| Stated problem a |
In the records below, reproduce verbatim the lines starting at the line containing "logo-text: MIDGARD FINANCE" and ending at the line containing "chart-subtitle: us-gaap:OperatingExpenses (502, 53, 728, 72)", both included, and output nothing else.

In [None]:
from itertools import islice
from pathlib import Path
from random import Random
from typing import Any, Iterator

from datasets import Dataset
from tokenizers import Tokenizer, models, trainers

In [None]:
from foresight.tokenizers import PreTrainedTokenizerFastWithPositionIDPadding

## Dummy Data

In [None]:
NUM_TIMELINES = 1000
YEAR_CUTOFF = 2024
VAL_YEAR_CUTOFF = 2020
CONDITIONS = "ABCDEFGHIJKLMNOPQRSTUVWXYZ"

RANDOM_SEED = Random(23)
MAX_NUM_SAMPLES = 3

SEPARATOR_TOKEN = "<SEP>"
PADDING_TOKEN = "<PAD>"
UNKNOWN_TOKEN = "<UNK>"
EOS_TOKEN = "Z"

OUTPUT_DIR = Path.cwd() / "outputs"
SAVE_TOKENIZER_PATH = OUTPUT_DIR / "tokenizer"
SAVE_ENCODED_DATASET_PATH = OUTPUT_DIR / "encoded_dataset"
SAVE_RAW_DATASET_PATH = OUTPUT_DIR / "raw_dataset"

In [None]:
def get_samples(num_timelines: int, year_cutoff: int) -> Iterator[dict[str, Any]]:
    for _ in range(num_timelines):
        year_of_birth = RANDOM_SEED.randint(2005, 2010)
        sex = RANDOM_SEED.choice(["M", "F"])
        ethnicity = RANDOM_SEED.choice(["ETH_1", "ETH_2"])

        time_step = 1 if sex == "M" else 2
        num_samples = 1 if ethnicity == "ETH_1" else 2 if ethnicity == "ETH_2" else 3
        start_condition_idx = RANDOM_SEED.randint(0, len(CONDITIONS) - 1)
        timestamp = year_of_birth + RANDOM_SEED.randint(0, 10)

| Stated problem b |
Continue the notebook code for generating dummy timeline data, beginning immediately after its final line.

| Exercise data |
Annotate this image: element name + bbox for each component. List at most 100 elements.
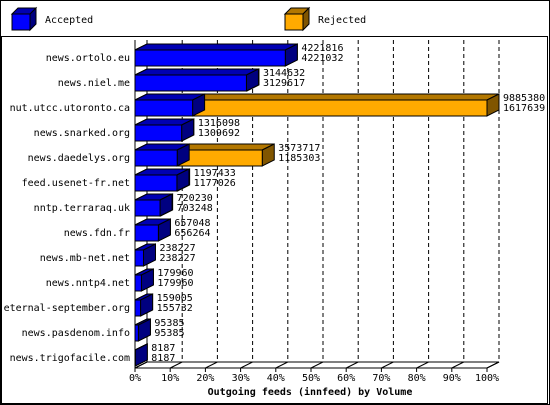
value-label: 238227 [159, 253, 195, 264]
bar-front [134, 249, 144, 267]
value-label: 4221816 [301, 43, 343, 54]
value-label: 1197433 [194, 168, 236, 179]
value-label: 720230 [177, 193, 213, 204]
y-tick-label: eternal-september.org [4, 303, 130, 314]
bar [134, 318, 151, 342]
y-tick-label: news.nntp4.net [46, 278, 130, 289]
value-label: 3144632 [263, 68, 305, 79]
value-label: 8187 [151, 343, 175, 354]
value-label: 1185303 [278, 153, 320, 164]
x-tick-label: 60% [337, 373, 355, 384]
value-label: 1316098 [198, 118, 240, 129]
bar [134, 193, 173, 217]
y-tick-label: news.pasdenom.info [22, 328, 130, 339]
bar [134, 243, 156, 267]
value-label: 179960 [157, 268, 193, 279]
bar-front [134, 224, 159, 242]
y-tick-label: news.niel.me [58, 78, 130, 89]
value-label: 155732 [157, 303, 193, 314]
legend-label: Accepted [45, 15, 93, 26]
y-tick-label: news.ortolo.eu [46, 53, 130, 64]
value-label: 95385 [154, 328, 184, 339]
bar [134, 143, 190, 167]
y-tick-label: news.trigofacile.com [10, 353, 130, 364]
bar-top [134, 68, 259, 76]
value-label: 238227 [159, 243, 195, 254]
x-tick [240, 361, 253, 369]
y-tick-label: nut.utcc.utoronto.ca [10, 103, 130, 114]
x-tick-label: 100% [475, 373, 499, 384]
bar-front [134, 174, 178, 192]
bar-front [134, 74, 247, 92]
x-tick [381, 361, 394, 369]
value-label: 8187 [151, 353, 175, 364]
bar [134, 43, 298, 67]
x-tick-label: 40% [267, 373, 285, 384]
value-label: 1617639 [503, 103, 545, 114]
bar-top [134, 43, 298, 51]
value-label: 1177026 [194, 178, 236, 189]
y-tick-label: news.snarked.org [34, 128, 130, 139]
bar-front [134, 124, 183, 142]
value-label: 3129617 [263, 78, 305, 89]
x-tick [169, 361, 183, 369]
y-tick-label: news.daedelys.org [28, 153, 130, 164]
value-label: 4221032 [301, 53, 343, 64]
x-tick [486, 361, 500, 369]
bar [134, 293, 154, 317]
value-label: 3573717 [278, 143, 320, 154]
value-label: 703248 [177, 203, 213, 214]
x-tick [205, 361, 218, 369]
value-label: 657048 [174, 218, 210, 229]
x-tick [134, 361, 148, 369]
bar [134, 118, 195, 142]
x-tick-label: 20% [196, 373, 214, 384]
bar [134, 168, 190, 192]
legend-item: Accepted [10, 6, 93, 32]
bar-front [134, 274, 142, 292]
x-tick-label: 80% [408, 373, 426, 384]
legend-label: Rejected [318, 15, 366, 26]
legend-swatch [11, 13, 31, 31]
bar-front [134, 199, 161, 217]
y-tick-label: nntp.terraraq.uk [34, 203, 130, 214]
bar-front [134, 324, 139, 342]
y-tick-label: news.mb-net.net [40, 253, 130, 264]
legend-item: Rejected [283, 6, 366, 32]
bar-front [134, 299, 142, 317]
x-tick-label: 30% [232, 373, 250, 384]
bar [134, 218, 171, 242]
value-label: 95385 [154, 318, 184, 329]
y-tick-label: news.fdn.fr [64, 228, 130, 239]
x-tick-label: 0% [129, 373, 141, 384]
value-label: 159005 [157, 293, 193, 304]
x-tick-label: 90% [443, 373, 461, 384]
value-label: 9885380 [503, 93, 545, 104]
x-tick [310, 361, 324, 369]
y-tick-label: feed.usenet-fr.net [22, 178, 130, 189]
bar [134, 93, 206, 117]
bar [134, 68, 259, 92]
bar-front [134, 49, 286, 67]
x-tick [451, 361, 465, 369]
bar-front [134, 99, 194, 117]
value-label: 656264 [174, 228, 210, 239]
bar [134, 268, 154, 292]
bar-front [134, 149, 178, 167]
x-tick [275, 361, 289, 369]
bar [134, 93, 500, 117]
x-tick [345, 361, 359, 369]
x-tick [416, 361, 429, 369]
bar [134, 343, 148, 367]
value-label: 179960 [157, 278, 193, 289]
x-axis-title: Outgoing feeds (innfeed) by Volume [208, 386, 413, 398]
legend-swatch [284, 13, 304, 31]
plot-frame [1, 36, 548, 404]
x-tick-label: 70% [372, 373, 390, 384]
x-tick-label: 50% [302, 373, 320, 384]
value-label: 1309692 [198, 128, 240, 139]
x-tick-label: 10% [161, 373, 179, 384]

---

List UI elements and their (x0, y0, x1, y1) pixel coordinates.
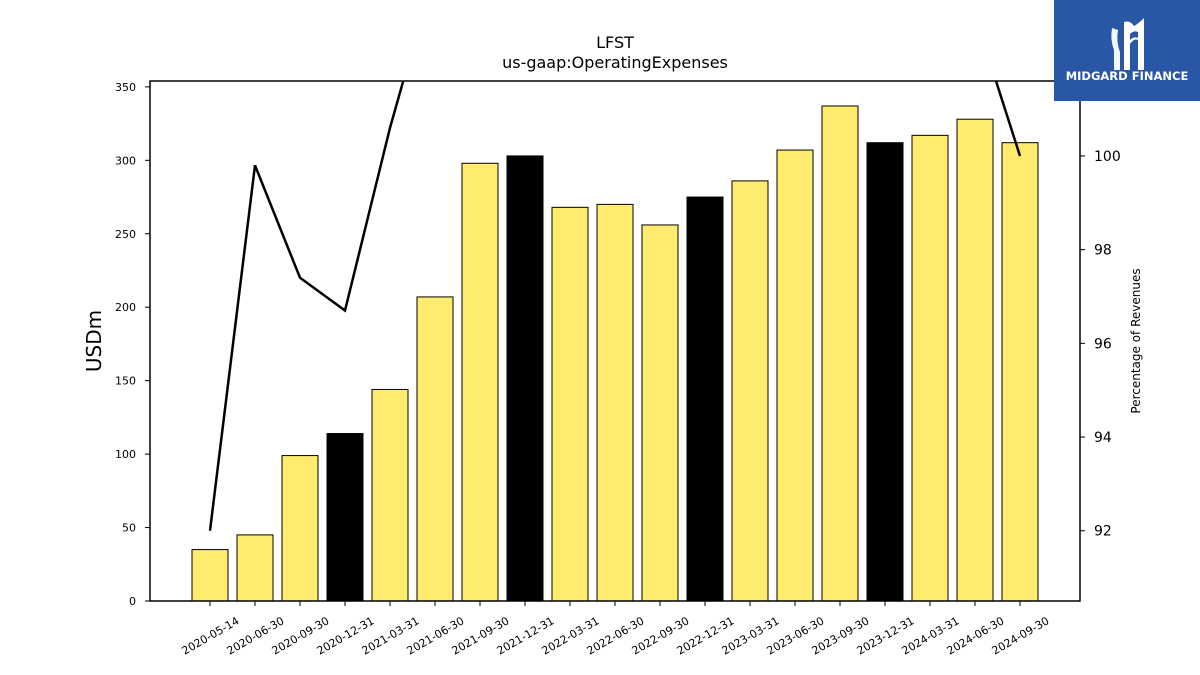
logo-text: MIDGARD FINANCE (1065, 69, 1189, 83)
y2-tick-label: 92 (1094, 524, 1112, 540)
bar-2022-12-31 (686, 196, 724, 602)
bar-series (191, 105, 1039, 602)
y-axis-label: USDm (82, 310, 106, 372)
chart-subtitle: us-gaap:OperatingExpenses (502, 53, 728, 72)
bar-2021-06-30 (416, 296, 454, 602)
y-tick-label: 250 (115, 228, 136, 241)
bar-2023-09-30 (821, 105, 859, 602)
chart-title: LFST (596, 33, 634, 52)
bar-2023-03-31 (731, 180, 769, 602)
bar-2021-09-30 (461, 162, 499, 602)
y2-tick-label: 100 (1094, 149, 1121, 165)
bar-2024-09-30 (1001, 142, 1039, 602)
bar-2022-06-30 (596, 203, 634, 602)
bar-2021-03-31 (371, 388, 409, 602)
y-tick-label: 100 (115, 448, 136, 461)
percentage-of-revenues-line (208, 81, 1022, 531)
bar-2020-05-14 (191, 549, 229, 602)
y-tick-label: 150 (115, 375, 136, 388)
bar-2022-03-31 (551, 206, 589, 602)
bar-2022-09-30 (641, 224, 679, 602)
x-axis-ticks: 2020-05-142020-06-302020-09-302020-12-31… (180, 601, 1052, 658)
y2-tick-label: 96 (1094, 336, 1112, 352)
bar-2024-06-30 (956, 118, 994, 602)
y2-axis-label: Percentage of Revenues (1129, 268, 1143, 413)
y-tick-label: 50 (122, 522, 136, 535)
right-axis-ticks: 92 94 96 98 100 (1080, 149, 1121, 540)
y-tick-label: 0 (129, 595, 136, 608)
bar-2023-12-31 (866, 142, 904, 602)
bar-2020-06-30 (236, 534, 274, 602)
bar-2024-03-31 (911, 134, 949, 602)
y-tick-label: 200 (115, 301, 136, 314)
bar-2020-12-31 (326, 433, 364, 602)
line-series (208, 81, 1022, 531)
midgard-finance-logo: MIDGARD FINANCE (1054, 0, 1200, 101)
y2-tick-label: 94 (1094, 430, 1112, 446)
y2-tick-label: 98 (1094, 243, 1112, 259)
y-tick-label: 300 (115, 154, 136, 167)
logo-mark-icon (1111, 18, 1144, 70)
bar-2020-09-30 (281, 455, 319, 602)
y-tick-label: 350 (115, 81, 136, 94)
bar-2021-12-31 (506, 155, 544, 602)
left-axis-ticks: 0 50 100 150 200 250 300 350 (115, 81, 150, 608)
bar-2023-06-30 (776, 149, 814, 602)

| Result a |
logo-text: MIDGARD FINANCE (1065, 69, 1189, 83)
y2-tick-label: 92 (1094, 524, 1112, 540)
bar-2022-12-31 (686, 196, 724, 602)
bar-series (191, 105, 1039, 602)
y-axis-label: USDm (82, 310, 106, 372)
chart-subtitle: us-gaap:OperatingExpenses (502, 53, 728, 72)

| Result b |
        timeline: list[list[str]] = []
        timestamps: list[int] = []

        while timestamp < year_cutoff and start_condition_idx < len(CONDITIONS):
            end_condition_idx = min(start_condition_idx + num_samples, len(CONDITIONS))
            timeline.append(list(CONDITIONS[start_condition_idx:end_condition_idx]))
            timestamps.append(timestamp)

            start_condition_idx = end_condition_idx
            timestamp += time_step

        yield (
            {
                "timeline": timeline,
                "timestamps": timestamps,
                "year_of_birth": year_of_birth,
                "sex": sex,
                "ethnicity": ethnicity,
            }
        )

In [None]:
dataset = Dataset.from_generator(lambda: get_samples(NUM_TIMELINES, YEAR_CUTOFF))
for data in islice(dataset, 5):
    print(data)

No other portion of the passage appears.